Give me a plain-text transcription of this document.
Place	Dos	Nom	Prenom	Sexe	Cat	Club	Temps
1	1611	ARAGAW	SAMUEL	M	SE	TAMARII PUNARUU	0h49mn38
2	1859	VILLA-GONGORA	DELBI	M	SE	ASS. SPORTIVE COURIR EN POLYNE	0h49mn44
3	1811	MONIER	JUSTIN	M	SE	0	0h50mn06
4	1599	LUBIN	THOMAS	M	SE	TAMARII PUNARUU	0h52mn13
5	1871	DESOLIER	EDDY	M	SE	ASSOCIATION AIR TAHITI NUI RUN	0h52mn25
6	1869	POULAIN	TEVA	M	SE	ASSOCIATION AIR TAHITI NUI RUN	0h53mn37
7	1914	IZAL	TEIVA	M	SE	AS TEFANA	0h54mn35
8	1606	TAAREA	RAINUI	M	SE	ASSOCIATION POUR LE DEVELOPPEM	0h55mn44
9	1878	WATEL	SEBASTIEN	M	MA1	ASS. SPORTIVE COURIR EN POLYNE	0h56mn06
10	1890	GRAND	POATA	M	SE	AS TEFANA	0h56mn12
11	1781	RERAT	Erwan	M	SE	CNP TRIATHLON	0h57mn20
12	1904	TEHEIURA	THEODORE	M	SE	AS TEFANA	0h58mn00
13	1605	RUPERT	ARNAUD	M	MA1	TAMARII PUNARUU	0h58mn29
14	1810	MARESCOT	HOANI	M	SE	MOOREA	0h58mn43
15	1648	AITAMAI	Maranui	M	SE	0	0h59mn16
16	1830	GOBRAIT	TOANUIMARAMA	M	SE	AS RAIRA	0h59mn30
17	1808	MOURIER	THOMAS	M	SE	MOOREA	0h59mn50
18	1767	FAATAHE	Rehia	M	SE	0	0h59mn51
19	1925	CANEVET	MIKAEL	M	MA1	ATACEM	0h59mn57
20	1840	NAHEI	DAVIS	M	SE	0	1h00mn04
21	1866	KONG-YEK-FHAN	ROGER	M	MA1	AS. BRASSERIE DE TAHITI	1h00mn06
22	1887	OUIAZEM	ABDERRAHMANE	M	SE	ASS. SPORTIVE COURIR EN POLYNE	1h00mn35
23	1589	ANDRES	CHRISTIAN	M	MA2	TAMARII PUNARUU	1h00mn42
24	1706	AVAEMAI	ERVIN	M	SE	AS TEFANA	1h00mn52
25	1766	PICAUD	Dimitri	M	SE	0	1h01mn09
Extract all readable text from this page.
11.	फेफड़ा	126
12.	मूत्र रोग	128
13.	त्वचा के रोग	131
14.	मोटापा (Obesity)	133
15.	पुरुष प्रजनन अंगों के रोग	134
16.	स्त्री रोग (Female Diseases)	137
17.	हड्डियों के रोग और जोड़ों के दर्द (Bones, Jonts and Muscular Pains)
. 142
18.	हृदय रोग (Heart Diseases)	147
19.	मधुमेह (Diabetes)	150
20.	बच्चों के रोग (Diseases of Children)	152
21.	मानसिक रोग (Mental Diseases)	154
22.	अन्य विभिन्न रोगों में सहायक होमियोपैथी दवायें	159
....
● **Problem description**
From the listing above, copy every line that holds the string "TEFANA".

● **Task solution**
7	1914	IZAL	TEIVA	M	SE	AS TEFANA	0h54mn35
10	1890	GRAND	POATA	M	SE	AS TEFANA	0h56mn12
12	1904	TEHEIURA	THEODORE	M	SE	AS TEFANA	0h58mn00
24	1706	AVAEMAI	ERVIN	M	SE	AS TEFANA	1h00mn52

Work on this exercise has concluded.